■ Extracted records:
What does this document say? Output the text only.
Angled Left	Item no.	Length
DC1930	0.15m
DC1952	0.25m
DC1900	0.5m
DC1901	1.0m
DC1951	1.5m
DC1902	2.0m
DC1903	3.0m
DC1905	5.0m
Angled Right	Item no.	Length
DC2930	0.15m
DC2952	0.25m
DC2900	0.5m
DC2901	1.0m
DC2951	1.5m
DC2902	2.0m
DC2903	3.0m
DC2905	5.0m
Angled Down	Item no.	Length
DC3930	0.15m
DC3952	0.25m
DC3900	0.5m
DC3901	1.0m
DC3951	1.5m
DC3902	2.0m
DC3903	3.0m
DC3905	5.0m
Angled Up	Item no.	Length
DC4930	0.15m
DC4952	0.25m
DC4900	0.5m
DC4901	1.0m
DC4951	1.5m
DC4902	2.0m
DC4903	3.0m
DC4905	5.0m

--

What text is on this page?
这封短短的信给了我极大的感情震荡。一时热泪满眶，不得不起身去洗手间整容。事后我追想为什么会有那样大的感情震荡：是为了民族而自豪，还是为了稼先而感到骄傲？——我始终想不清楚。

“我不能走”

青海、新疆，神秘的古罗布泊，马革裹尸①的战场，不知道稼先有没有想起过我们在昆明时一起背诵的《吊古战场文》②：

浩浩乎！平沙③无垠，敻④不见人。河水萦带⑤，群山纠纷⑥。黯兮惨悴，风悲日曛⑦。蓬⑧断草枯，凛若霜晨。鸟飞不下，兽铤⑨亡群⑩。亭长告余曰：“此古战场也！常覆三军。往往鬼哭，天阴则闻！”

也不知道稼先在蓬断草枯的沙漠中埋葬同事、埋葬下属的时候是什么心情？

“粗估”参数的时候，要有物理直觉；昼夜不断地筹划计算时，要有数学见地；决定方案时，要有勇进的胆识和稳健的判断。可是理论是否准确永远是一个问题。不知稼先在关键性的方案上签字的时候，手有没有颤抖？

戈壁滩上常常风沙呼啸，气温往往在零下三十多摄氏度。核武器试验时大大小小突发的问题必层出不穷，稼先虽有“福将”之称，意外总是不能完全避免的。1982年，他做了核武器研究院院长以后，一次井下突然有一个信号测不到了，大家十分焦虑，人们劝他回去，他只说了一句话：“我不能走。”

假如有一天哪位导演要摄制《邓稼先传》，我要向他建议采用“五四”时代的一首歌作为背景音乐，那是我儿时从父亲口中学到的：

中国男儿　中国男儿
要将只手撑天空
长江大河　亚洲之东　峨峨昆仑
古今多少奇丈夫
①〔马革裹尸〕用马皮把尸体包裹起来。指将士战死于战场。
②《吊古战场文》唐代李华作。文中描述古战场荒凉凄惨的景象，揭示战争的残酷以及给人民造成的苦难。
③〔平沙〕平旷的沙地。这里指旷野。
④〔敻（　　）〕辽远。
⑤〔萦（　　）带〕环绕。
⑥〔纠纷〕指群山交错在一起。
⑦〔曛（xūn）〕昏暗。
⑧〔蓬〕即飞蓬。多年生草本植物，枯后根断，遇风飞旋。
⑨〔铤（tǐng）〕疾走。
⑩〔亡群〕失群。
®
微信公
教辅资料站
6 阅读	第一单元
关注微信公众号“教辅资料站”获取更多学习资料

--

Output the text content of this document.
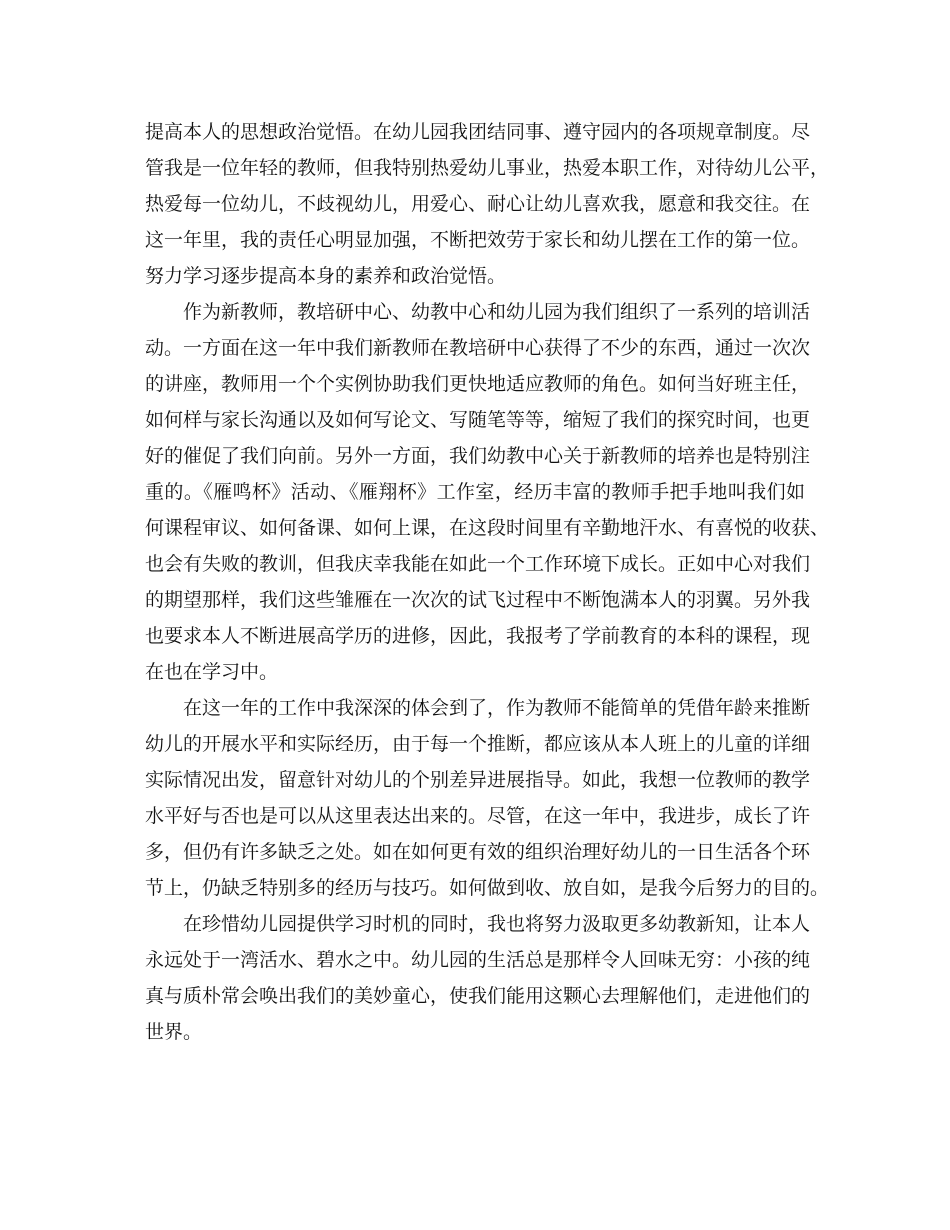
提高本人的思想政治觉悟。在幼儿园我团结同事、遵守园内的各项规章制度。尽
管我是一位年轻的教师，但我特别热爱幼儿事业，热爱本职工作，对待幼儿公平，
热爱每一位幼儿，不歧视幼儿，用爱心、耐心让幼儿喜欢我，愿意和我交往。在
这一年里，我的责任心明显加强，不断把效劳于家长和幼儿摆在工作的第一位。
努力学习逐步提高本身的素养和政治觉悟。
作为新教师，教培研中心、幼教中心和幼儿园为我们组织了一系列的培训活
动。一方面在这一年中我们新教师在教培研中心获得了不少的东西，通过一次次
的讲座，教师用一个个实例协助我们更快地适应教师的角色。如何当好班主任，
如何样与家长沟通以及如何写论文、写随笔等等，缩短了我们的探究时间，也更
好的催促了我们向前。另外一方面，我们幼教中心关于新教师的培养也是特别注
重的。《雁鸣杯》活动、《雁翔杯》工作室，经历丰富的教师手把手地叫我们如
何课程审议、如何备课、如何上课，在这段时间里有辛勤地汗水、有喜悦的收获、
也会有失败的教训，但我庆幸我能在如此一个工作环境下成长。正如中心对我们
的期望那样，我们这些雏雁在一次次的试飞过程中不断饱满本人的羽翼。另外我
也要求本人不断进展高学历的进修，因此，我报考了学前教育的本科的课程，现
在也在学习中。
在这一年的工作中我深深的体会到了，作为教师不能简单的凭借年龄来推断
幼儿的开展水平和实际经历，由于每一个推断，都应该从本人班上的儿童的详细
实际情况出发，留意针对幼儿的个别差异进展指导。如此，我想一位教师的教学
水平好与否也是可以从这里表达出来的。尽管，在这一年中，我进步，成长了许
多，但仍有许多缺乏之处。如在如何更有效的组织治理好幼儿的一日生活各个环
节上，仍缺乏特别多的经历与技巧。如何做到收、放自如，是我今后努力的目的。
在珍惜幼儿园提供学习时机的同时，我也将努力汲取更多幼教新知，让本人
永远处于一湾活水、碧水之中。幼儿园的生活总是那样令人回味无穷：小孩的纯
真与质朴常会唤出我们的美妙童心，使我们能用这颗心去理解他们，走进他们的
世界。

■ WORK REQUIRED: Using the listing above, show each line holding the string "this".

■ THE SOLUTION:
What does this document say? Output the text only.
What text is on this page?
Output the text content of this document.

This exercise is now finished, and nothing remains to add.